MATERIAL FOR THIS TASK>
-*-*-
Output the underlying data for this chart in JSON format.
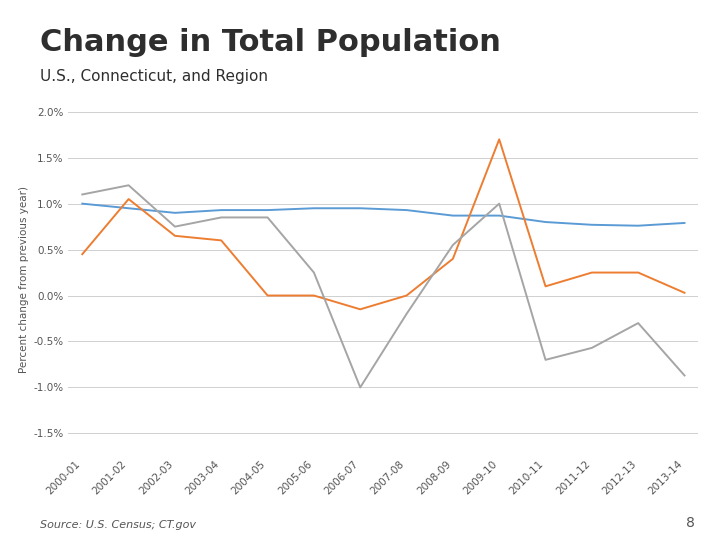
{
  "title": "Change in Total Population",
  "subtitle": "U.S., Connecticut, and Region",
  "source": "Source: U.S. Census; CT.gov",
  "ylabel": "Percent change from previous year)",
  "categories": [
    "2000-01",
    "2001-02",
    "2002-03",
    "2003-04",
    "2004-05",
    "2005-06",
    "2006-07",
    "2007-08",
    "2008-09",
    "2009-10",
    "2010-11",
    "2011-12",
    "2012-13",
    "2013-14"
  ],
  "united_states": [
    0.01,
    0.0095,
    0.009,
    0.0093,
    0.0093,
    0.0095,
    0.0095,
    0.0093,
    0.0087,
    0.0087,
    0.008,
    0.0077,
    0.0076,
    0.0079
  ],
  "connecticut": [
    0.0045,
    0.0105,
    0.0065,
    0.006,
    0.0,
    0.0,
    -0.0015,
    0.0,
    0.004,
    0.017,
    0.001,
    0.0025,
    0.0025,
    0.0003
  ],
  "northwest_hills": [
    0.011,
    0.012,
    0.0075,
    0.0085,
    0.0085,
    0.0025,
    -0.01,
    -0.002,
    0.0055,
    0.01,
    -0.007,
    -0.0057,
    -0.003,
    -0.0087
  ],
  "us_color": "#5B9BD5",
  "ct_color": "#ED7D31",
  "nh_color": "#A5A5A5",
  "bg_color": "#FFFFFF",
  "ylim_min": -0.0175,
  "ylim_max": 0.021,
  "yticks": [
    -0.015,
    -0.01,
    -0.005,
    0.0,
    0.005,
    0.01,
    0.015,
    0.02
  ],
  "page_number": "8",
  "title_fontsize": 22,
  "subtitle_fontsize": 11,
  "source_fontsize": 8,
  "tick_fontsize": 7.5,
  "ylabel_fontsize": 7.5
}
-*-*-
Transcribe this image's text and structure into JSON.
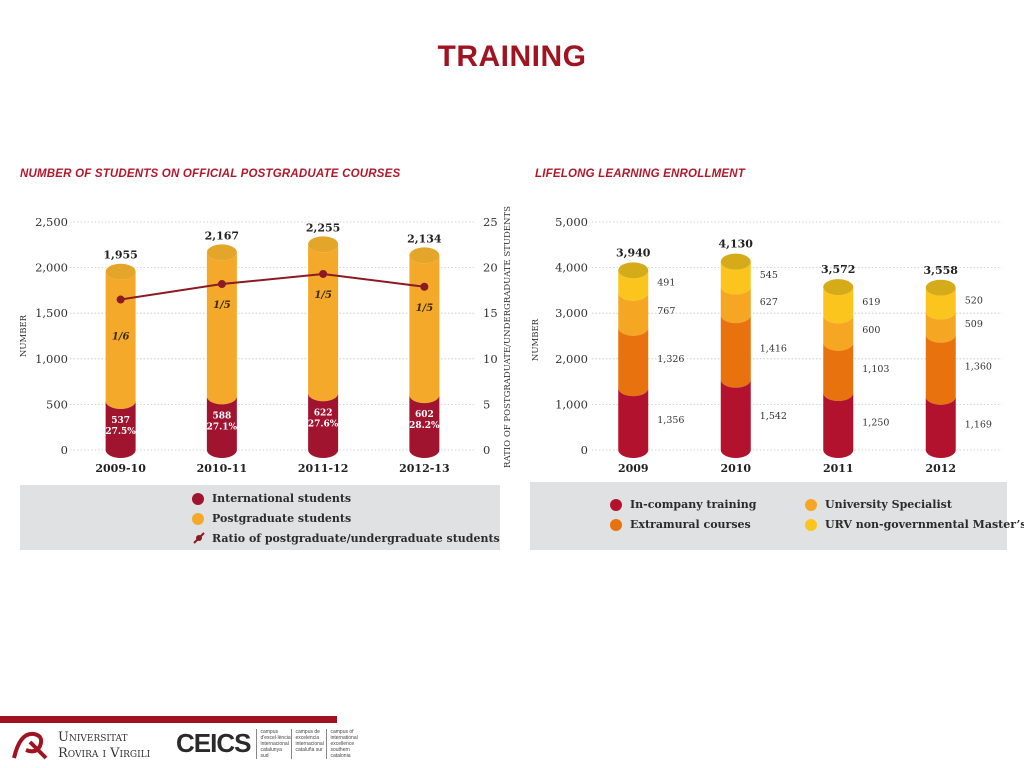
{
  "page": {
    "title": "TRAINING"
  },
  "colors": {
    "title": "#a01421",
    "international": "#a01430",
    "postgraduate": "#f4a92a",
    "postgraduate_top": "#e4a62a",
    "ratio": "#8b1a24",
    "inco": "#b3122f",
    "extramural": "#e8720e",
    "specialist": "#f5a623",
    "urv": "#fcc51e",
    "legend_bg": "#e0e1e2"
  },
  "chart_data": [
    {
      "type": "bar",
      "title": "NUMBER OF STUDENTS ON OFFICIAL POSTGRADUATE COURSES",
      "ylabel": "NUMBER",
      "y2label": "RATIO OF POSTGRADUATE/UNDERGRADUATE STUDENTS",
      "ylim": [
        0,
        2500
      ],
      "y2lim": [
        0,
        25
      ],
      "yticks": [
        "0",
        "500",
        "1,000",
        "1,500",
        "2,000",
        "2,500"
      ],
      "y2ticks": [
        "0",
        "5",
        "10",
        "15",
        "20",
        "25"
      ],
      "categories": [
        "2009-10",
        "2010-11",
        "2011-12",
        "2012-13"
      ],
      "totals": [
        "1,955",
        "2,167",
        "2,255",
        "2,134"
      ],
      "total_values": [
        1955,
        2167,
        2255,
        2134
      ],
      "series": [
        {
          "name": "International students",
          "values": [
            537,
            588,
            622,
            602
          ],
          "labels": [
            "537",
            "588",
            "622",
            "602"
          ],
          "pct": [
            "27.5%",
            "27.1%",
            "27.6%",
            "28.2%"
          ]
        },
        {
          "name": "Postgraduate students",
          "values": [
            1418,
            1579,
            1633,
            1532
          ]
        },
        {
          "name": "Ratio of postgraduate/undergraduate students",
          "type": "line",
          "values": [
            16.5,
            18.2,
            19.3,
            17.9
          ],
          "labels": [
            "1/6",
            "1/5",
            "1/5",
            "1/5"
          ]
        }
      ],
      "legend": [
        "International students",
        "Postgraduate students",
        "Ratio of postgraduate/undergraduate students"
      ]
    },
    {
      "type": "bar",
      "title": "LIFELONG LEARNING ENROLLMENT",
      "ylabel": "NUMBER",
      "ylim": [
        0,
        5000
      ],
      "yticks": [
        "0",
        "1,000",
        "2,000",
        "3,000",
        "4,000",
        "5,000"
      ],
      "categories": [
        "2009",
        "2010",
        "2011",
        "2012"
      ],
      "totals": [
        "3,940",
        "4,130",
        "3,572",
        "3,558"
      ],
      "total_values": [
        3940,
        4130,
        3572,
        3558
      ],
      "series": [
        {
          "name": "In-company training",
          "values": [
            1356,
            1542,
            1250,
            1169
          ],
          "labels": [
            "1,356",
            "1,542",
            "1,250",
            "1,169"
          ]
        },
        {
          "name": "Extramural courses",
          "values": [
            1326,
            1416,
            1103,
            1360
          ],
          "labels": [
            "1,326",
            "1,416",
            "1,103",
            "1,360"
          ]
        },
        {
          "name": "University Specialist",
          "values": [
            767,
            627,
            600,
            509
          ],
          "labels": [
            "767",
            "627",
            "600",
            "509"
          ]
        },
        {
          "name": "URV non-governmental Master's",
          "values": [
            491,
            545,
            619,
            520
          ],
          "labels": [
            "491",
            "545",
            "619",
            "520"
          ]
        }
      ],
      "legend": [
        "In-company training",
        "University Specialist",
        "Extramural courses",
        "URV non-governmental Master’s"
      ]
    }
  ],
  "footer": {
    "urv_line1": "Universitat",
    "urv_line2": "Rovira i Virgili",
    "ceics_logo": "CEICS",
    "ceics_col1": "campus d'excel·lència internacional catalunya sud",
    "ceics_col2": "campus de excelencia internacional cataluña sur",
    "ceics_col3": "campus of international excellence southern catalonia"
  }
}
-*-*-
Search the data above for the string "internacional" and return every line that has it.

WRITTEN ANSWER>
    "ceics_col1": "campus d'excel·lència internacional catalunya sud",
    "ceics_col2": "campus de excelencia internacional cataluña sur",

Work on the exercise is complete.